#### SUPPLIED DATA
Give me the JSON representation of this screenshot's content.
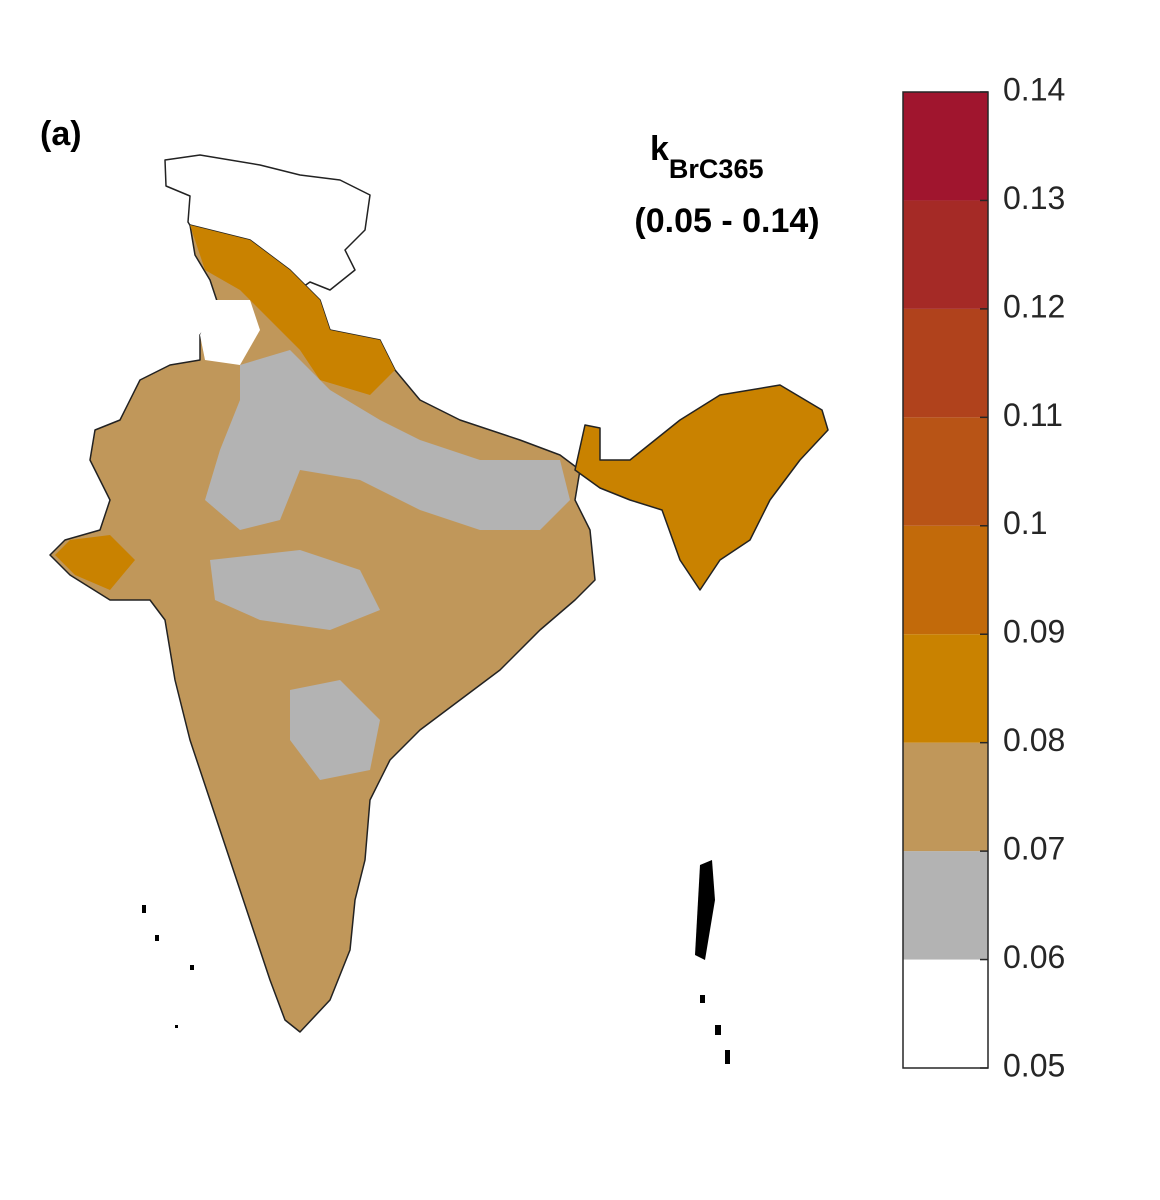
{
  "panel_label": "(a)",
  "title": {
    "main": "k",
    "subscript": "BrC365",
    "range": "(0.05 - 0.14)"
  },
  "colorbar": {
    "ticks": [
      0.05,
      0.06,
      0.07,
      0.08,
      0.09,
      0.1,
      0.11,
      0.12,
      0.13,
      0.14
    ],
    "colors": [
      "#ffffff",
      "#b3b3b3",
      "#c0975a",
      "#c98200",
      "#c26a0a",
      "#b85416",
      "#b0421c",
      "#a52a26",
      "#a0152e"
    ]
  }
}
########
* **TASK DESCRIPTION**
All the lines above are to be reproduced exactly, except the pictures.

* **SOLUTION TO THE EXERCISE**
Give me the JSON representation of this screenshot's content.
{
  "panel_label": "(a)",
  "title": {
    "main": "k",
    "subscript": "BrC365",
    "range": "(0.05 - 0.14)"
  },
  "colorbar": {
    "ticks": [
      0.05,
      0.06,
      0.07,
      0.08,
      0.09,
      0.1,
      0.11,
      0.12,
      0.13,
      0.14
    ],
    "colors": [
      "#ffffff",
      "#b3b3b3",
      "#c0975a",
      "#c98200",
      "#c26a0a",
      "#b85416",
      "#b0421c",
      "#a52a26",
      "#a0152e"
    ]
  }
}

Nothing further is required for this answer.